## Aim
Output the material word for word. Leave each picture out.

## Items
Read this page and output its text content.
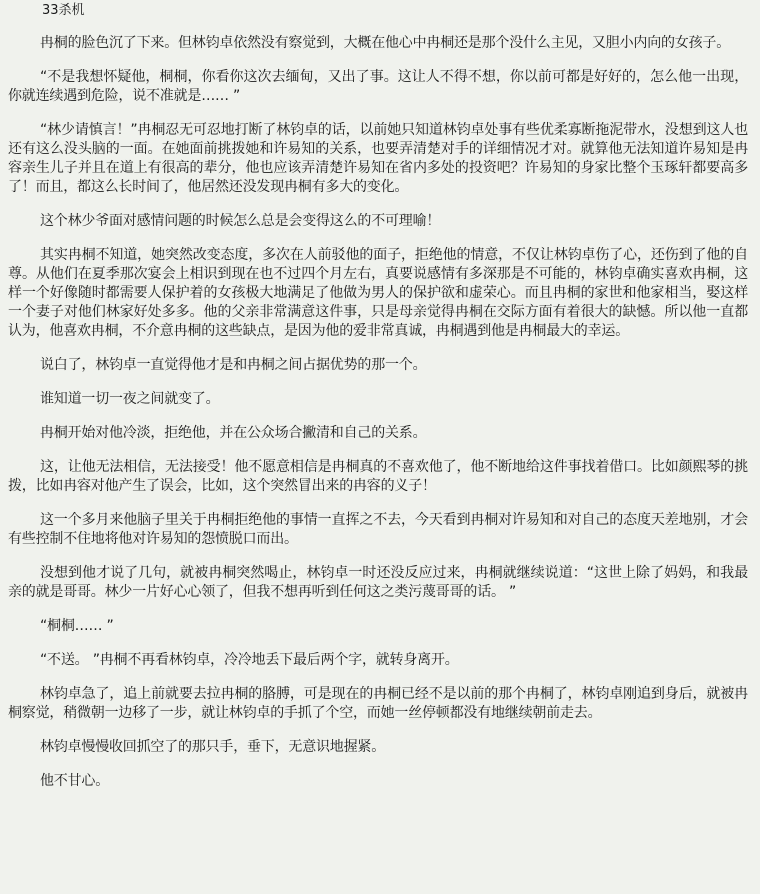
33杀机

冉桐的脸色沉了下来。但林钧卓依然没有察觉到，大概在他心中冉桐还是那个没什么主见，又胆小内向的女孩子。

“不是我想怀疑他，桐桐，你看你这次去缅甸，又出了事。这让人不得不想，你以前可都是好好的，怎么他一出现，你就连续遇到危险，说不准就是…… ”

“林少请慎言！”冉桐忍无可忍地打断了林钧卓的话，以前她只知道林钧卓处事有些优柔寡断拖泥带水，没想到这人也还有这么没头脑的一面。在她面前挑拨她和许易知的关系，也要弄清楚对手的详细情况才对。就算他无法知道许易知是冉容亲生儿子并且在道上有很高的辈分，他也应该弄清楚许易知在省内多处的投资吧？许易知的身家比整个玉琢轩都要高多了！而且，都这么长时间了，他居然还没发现冉桐有多大的变化。

这个林少爷面对感情问题的时候怎么总是会变得这么的不可理喻！

其实冉桐不知道，她突然改变态度，多次在人前驳他的面子，拒绝他的情意，不仅让林钧卓伤了心，还伤到了他的自尊。从他们在夏季那次宴会上相识到现在也不过四个月左右，真要说感情有多深那是不可能的，林钧卓确实喜欢冉桐，这样一个好像随时都需要人保护着的女孩极大地满足了他做为男人的保护欲和虚荣心。而且冉桐的家世和他家相当，娶这样一个妻子对他们林家好处多多。他的父亲非常满意这件事，只是母亲觉得冉桐在交际方面有着很大的缺憾。所以他一直都认为，他喜欢冉桐，不介意冉桐的这些缺点，是因为他的爱非常真诚，冉桐遇到他是冉桐最大的幸运。

说白了，林钧卓一直觉得他才是和冉桐之间占据优势的那一个。

谁知道一切一夜之间就变了。

冉桐开始对他冷淡，拒绝他，并在公众场合撇清和自己的关系。

这，让他无法相信，无法接受！他不愿意相信是冉桐真的不喜欢他了，他不断地给这件事找着借口。比如颜熙琴的挑拨，比如冉容对他产生了误会，比如，这个突然冒出来的冉容的义子！

这一个多月来他脑子里关于冉桐拒绝他的事情一直挥之不去，今天看到冉桐对许易知和对自己的态度天差地别，才会有些控制不住地将他对许易知的怨愤脱口而出。

没想到他才说了几句，就被冉桐突然喝止，林钧卓一时还没反应过来，冉桐就继续说道：“这世上除了妈妈，和我最亲的就是哥哥。林少一片好心心领了，但我不想再听到任何这之类污蔑哥哥的话。 ”

“桐桐…… ”

“不送。 ”冉桐不再看林钧卓，冷冷地丢下最后两个字，就转身离开。

林钧卓急了，追上前就要去拉冉桐的胳膊，可是现在的冉桐已经不是以前的那个冉桐了，林钧卓刚追到身后，就被冉桐察觉，稍微朝一边移了一步，就让林钧卓的手抓了个空，而她一丝停顿都没有地继续朝前走去。

林钧卓慢慢收回抓空了的那只手，垂下，无意识地握紧。

他不甘心。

## The answer
Read this page and output its text content.
33杀机

冉桐的脸色沉了下来。但林钧卓依然没有察觉到，大概在他心中冉桐还是那个没什么主见，又胆小内向的女孩子。

“不是我想怀疑他，桐桐，你看你这次去缅甸，又出了事。这让人不得不想，你以前可都是好好的，怎么他一出现，你就连续遇到危险，说不准就是…… ”

“林少请慎言！”冉桐忍无可忍地打断了林钧卓的话，以前她只知道林钧卓处事有些优柔寡断拖泥带水，没想到这人也还有这么没头脑的一面。在她面前挑拨她和许易知的关系，也要弄清楚对手的详细情况才对。就算他无法知道许易知是冉容亲生儿子并且在道上有很高的辈分，他也应该弄清楚许易知在省内多处的投资吧？许易知的身家比整个玉琢轩都要高多了！而且，都这么长时间了，他居然还没发现冉桐有多大的变化。

这个林少爷面对感情问题的时候怎么总是会变得这么的不可理喻！

其实冉桐不知道，她突然改变态度，多次在人前驳他的面子，拒绝他的情意，不仅让林钧卓伤了心，还伤到了他的自尊。从他们在夏季那次宴会上相识到现在也不过四个月左右，真要说感情有多深那是不可能的，林钧卓确实喜欢冉桐，这样一个好像随时都需要人保护着的女孩极大地满足了他做为男人的保护欲和虚荣心。而且冉桐的家世和他家相当，娶这样一个妻子对他们林家好处多多。他的父亲非常满意这件事，只是母亲觉得冉桐在交际方面有着很大的缺憾。所以他一直都认为，他喜欢冉桐，不介意冉桐的这些缺点，是因为他的爱非常真诚，冉桐遇到他是冉桐最大的幸运。

说白了，林钧卓一直觉得他才是和冉桐之间占据优势的那一个。

谁知道一切一夜之间就变了。

冉桐开始对他冷淡，拒绝他，并在公众场合撇清和自己的关系。

这，让他无法相信，无法接受！他不愿意相信是冉桐真的不喜欢他了，他不断地给这件事找着借口。比如颜熙琴的挑拨，比如冉容对他产生了误会，比如，这个突然冒出来的冉容的义子！

这一个多月来他脑子里关于冉桐拒绝他的事情一直挥之不去，今天看到冉桐对许易知和对自己的态度天差地别，才会有些控制不住地将他对许易知的怨愤脱口而出。

没想到他才说了几句，就被冉桐突然喝止，林钧卓一时还没反应过来，冉桐就继续说道：“这世上除了妈妈，和我最亲的就是哥哥。林少一片好心心领了，但我不想再听到任何这之类污蔑哥哥的话。 ”

“桐桐…… ”

“不送。 ”冉桐不再看林钧卓，冷冷地丢下最后两个字，就转身离开。

林钧卓急了，追上前就要去拉冉桐的胳膊，可是现在的冉桐已经不是以前的那个冉桐了，林钧卓刚追到身后，就被冉桐察觉，稍微朝一边移了一步，就让林钧卓的手抓了个空，而她一丝停顿都没有地继续朝前走去。

林钧卓慢慢收回抓空了的那只手，垂下，无意识地握紧。

他不甘心。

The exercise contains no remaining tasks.